Copy every line, leaving nothing out and adding nothing.

### DATA ENTRIES

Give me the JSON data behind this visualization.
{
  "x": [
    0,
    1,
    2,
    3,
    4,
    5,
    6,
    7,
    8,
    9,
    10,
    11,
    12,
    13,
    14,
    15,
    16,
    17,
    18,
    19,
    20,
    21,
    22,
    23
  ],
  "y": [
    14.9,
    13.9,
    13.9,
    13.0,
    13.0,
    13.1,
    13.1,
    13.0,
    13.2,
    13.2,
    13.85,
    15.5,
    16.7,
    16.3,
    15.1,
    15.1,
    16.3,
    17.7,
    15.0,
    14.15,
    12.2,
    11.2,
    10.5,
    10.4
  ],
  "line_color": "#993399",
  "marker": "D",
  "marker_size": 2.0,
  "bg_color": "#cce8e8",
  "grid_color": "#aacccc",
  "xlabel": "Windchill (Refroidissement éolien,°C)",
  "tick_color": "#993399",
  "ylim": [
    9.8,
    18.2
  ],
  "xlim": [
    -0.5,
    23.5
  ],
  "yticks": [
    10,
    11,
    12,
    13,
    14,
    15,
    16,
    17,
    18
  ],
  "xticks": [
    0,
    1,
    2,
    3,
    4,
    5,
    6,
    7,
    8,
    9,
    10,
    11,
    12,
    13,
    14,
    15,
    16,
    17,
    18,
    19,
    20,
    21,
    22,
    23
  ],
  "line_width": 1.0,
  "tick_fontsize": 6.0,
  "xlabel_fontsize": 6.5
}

######

▸ RESULT OF THE EXERCISE
Give me the JSON data behind this visualization.
{
  "x": [
    0,
    1,
    2,
    3,
    4,
    5,
    6,
    7,
    8,
    9,
    10,
    11,
    12,
    13,
    14,
    15,
    16,
    17,
    18,
    19,
    20,
    21,
    22,
    23
  ],
  "y": [
    14.9,
    13.9,
    13.9,
    13.0,
    13.0,
    13.1,
    13.1,
    13.0,
    13.2,
    13.2,
    13.85,
    15.5,
    16.7,
    16.3,
    15.1,
    15.1,
    16.3,
    17.7,
    15.0,
    14.15,
    12.2,
    11.2,
    10.5,
    10.4
  ],
  "line_color": "#993399",
  "marker": "D",
  "marker_size": 2.0,
  "bg_color": "#cce8e8",
  "grid_color": "#aacccc",
  "xlabel": "Windchill (Refroidissement éolien,°C)",
  "tick_color": "#993399",
  "ylim": [
    9.8,
    18.2
  ],
  "xlim": [
    -0.5,
    23.5
  ],
  "yticks": [
    10,
    11,
    12,
    13,
    14,
    15,
    16,
    17,
    18
  ],
  "xticks": [
    0,
    1,
    2,
    3,
    4,
    5,
    6,
    7,
    8,
    9,
    10,
    11,
    12,
    13,
    14,
    15,
    16,
    17,
    18,
    19,
    20,
    21,
    22,
    23
  ],
  "line_width": 1.0,
  "tick_fontsize": 6.0,
  "xlabel_fontsize": 6.5
}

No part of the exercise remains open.